_Task instructions_:
Update the rows below by replacing "Pressure:100" with "Pressure:120" wherever it occurs, and leave everything else unchanged.

_Records for the task_:

↓

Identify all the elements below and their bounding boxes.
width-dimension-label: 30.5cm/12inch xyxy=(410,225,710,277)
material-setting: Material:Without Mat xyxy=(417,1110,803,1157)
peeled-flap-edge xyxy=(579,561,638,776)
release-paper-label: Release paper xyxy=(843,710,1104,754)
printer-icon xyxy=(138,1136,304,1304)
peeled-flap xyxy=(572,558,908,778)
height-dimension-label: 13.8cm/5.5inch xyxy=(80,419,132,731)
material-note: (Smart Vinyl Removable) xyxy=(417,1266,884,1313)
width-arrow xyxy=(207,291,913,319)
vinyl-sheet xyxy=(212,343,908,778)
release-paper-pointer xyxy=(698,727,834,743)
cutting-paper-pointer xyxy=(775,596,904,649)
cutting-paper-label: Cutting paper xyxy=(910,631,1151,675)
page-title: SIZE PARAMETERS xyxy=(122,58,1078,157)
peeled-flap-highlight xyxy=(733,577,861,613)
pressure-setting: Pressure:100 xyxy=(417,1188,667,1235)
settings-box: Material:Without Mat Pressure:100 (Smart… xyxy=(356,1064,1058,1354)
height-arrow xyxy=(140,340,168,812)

↑

_Exercise output_:
Identify all the elements below and their bounding boxes.
width-dimension-label: 30.5cm/12inch xyxy=(410,225,710,277)
material-setting: Material:Without Mat xyxy=(417,1110,803,1157)
peeled-flap-edge xyxy=(579,561,638,776)
release-paper-label: Release paper xyxy=(843,710,1104,754)
printer-icon xyxy=(138,1136,304,1304)
peeled-flap xyxy=(572,558,908,778)
height-dimension-label: 13.8cm/5.5inch xyxy=(80,419,132,731)
material-note: (Smart Vinyl Removable) xyxy=(417,1266,884,1313)
width-arrow xyxy=(207,291,913,319)
vinyl-sheet xyxy=(212,343,908,778)
release-paper-pointer xyxy=(698,727,834,743)
cutting-paper-pointer xyxy=(775,596,904,649)
cutting-paper-label: Cutting paper xyxy=(910,631,1151,675)
page-title: SIZE PARAMETERS xyxy=(122,58,1078,157)
peeled-flap-highlight xyxy=(733,577,861,613)
pressure-setting: Pressure:120 xyxy=(417,1188,667,1235)
settings-box: Material:Without Mat Pressure:120 (Smart… xyxy=(356,1064,1058,1354)
height-arrow xyxy=(140,340,168,812)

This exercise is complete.